◆ **PROBLEM REQUIREMENTS**: Pull out every line containing the string "ajustement".

◆ **RECORDS SHOWN**:
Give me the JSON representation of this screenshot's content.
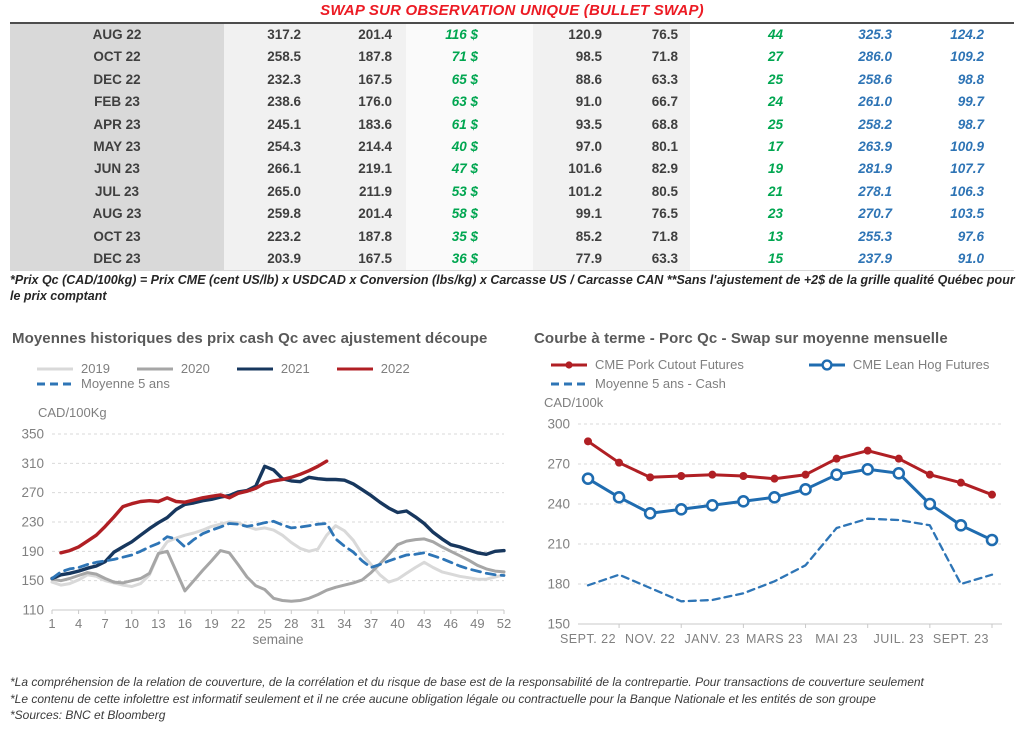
{
  "page_title": "SWAP SUR OBSERVATION UNIQUE (BULLET SWAP)",
  "colors": {
    "title_red": "#ec1b24",
    "table_green": "#00a650",
    "table_blue": "#2e74b5",
    "chart_red": "#b01f24",
    "chart_navy": "#17375e",
    "chart_blue": "#1f6cb0",
    "gray_2019": "#d9d9d9",
    "gray_2020": "#a6a6a6"
  },
  "table": {
    "rows": [
      {
        "month": "AUG 22",
        "values": [
          "317.2",
          "201.4",
          "116 $",
          "120.9",
          "76.5",
          "44",
          "325.3",
          "124.2"
        ]
      },
      {
        "month": "OCT 22",
        "values": [
          "258.5",
          "187.8",
          "71 $",
          "98.5",
          "71.8",
          "27",
          "286.0",
          "109.2"
        ]
      },
      {
        "month": "DEC 22",
        "values": [
          "232.3",
          "167.5",
          "65 $",
          "88.6",
          "63.3",
          "25",
          "258.6",
          "98.8"
        ]
      },
      {
        "month": "FEB 23",
        "values": [
          "238.6",
          "176.0",
          "63 $",
          "91.0",
          "66.7",
          "24",
          "261.0",
          "99.7"
        ]
      },
      {
        "month": "APR 23",
        "values": [
          "245.1",
          "183.6",
          "61 $",
          "93.5",
          "68.8",
          "25",
          "258.2",
          "98.7"
        ]
      },
      {
        "month": "MAY 23",
        "values": [
          "254.3",
          "214.4",
          "40 $",
          "97.0",
          "80.1",
          "17",
          "263.9",
          "100.9"
        ]
      },
      {
        "month": "JUN 23",
        "values": [
          "266.1",
          "219.1",
          "47 $",
          "101.6",
          "82.9",
          "19",
          "281.9",
          "107.7"
        ]
      },
      {
        "month": "JUL 23",
        "values": [
          "265.0",
          "211.9",
          "53 $",
          "101.2",
          "80.5",
          "21",
          "278.1",
          "106.3"
        ]
      },
      {
        "month": "AUG 23",
        "values": [
          "259.8",
          "201.4",
          "58 $",
          "99.1",
          "76.5",
          "23",
          "270.7",
          "103.5"
        ]
      },
      {
        "month": "OCT 23",
        "values": [
          "223.2",
          "187.8",
          "35 $",
          "85.2",
          "71.8",
          "13",
          "255.3",
          "97.6"
        ]
      },
      {
        "month": "DEC 23",
        "values": [
          "203.9",
          "167.5",
          "36 $",
          "77.9",
          "63.3",
          "15",
          "237.9",
          "91.0"
        ]
      }
    ]
  },
  "table_footnote": "*Prix Qc (CAD/100kg) = Prix CME (cent US/lb) x USDCAD x Conversion (lbs/kg) x Carcasse US / Carcasse CAN **Sans l'ajustement de +2$ de la grille qualité Québec pour le prix comptant",
  "chart_data": [
    {
      "type": "line",
      "title": "Moyennes historiques des prix cash Qc avec ajustement découpe",
      "ylabel": "CAD/100Kg",
      "xlabel": "semaine",
      "ylim": [
        110,
        350
      ],
      "yticks": [
        350,
        310,
        270,
        230,
        190,
        150,
        110
      ],
      "xticks": [
        1,
        4,
        7,
        10,
        13,
        16,
        19,
        22,
        25,
        28,
        31,
        34,
        37,
        40,
        43,
        46,
        49,
        52
      ],
      "x_range": [
        1,
        52
      ],
      "grid": "horizontal-dashed",
      "legend_position": "top",
      "series": [
        {
          "name": "2019",
          "color": "#d9d9d9",
          "style": "solid",
          "x_start": 1,
          "values": [
            148,
            144,
            146,
            151,
            158,
            156,
            150,
            147,
            144,
            142,
            146,
            158,
            186,
            203,
            208,
            212,
            215,
            219,
            224,
            227,
            230,
            229,
            224,
            220,
            222,
            219,
            212,
            202,
            194,
            190,
            193,
            212,
            225,
            218,
            205,
            186,
            172,
            158,
            148,
            152,
            160,
            168,
            175,
            168,
            162,
            159,
            156,
            154,
            152,
            152,
            155,
            158
          ]
        },
        {
          "name": "2020",
          "color": "#a6a6a6",
          "style": "solid",
          "x_start": 1,
          "values": [
            152,
            150,
            153,
            157,
            161,
            159,
            153,
            148,
            147,
            150,
            153,
            160,
            187,
            190,
            163,
            136,
            150,
            164,
            177,
            191,
            188,
            172,
            155,
            143,
            138,
            126,
            123,
            122,
            123,
            126,
            131,
            137,
            141,
            144,
            147,
            151,
            161,
            173,
            186,
            199,
            204,
            206,
            207,
            203,
            196,
            190,
            184,
            178,
            171,
            166,
            163,
            162
          ]
        },
        {
          "name": "2021",
          "color": "#17375e",
          "style": "solid",
          "x_start": 1,
          "values": [
            153,
            158,
            160,
            163,
            167,
            170,
            176,
            189,
            196,
            203,
            212,
            221,
            229,
            236,
            247,
            254,
            256,
            259,
            261,
            264,
            266,
            271,
            273,
            279,
            306,
            301,
            289,
            286,
            285,
            291,
            289,
            288,
            288,
            287,
            282,
            274,
            266,
            257,
            249,
            243,
            245,
            237,
            228,
            216,
            207,
            199,
            196,
            192,
            188,
            186,
            190,
            191
          ]
        },
        {
          "name": "2022",
          "color": "#b01f24",
          "style": "solid",
          "x_start": 2,
          "values": [
            188,
            191,
            196,
            204,
            212,
            224,
            237,
            251,
            255,
            258,
            259,
            258,
            263,
            258,
            257,
            260,
            263,
            265,
            267,
            263,
            269,
            272,
            276,
            283,
            286,
            288,
            291,
            295,
            300,
            306,
            313
          ]
        },
        {
          "name": "Moyenne 5 ans",
          "color": "#2e75b6",
          "style": "dashed",
          "x_start": 1,
          "values": [
            153,
            162,
            166,
            168,
            172,
            175,
            177,
            179,
            182,
            185,
            190,
            196,
            201,
            210,
            207,
            196,
            206,
            214,
            219,
            223,
            228,
            227,
            224,
            226,
            229,
            231,
            226,
            222,
            223,
            225,
            227,
            228,
            207,
            197,
            189,
            177,
            168,
            172,
            177,
            181,
            185,
            186,
            188,
            184,
            180,
            175,
            170,
            166,
            163,
            160,
            158,
            157
          ]
        }
      ]
    },
    {
      "type": "line",
      "title": "Courbe à terme - Porc Qc - Swap sur moyenne mensuelle",
      "ylabel": "CAD/100k",
      "xlabel": "",
      "ylim": [
        150,
        300
      ],
      "yticks": [
        300,
        270,
        240,
        210,
        180,
        150
      ],
      "x_tick_labels": [
        "SEPT. 22",
        "NOV. 22",
        "JANV. 23",
        "MARS 23",
        "MAI 23",
        "JUIL. 23",
        "SEPT. 23"
      ],
      "n_points": 14,
      "grid": "horizontal-dashed",
      "legend_position": "top",
      "series": [
        {
          "name": "CME Pork Cutout Futures",
          "color": "#b01f24",
          "style": "solid",
          "marker": "filled",
          "values": [
            287,
            271,
            260,
            261,
            262,
            261,
            259,
            262,
            274,
            280,
            274,
            262,
            256,
            247
          ]
        },
        {
          "name": "CME Lean Hog Futures",
          "color": "#1f6cb0",
          "style": "solid",
          "marker": "open",
          "values": [
            259,
            245,
            233,
            236,
            239,
            242,
            245,
            251,
            262,
            266,
            263,
            240,
            224,
            213
          ]
        },
        {
          "name": "Moyenne 5 ans - Cash",
          "color": "#2e75b6",
          "style": "dashed",
          "marker": "none",
          "values": [
            179,
            187,
            177,
            167,
            168,
            173,
            182,
            194,
            222,
            229,
            228,
            224,
            180,
            187
          ]
        }
      ]
    }
  ],
  "footnotes": [
    "*La compréhension de la relation de couverture, de la corrélation et du risque de base est de la responsabilité de la contrepartie. Pour transactions de couverture seulement",
    "*Le contenu de cette infolettre est informatif seulement et il ne crée aucune obligation légale ou contractuelle pour la Banque Nationale et les entités de son groupe",
    "*Sources: BNC et Bloomberg"
  ]
}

◆ **EXERCISE RESPONSE**:
  "table_footnote": "*Prix Qc (CAD/100kg) = Prix CME (cent US/lb) x USDCAD x Conversion (lbs/kg) x Carcasse US / Carcasse CAN **Sans l'ajustement de +2$ de la grille qualité Québec pour le prix comptant",
      "title": "Moyennes historiques des prix cash Qc avec ajustement découpe",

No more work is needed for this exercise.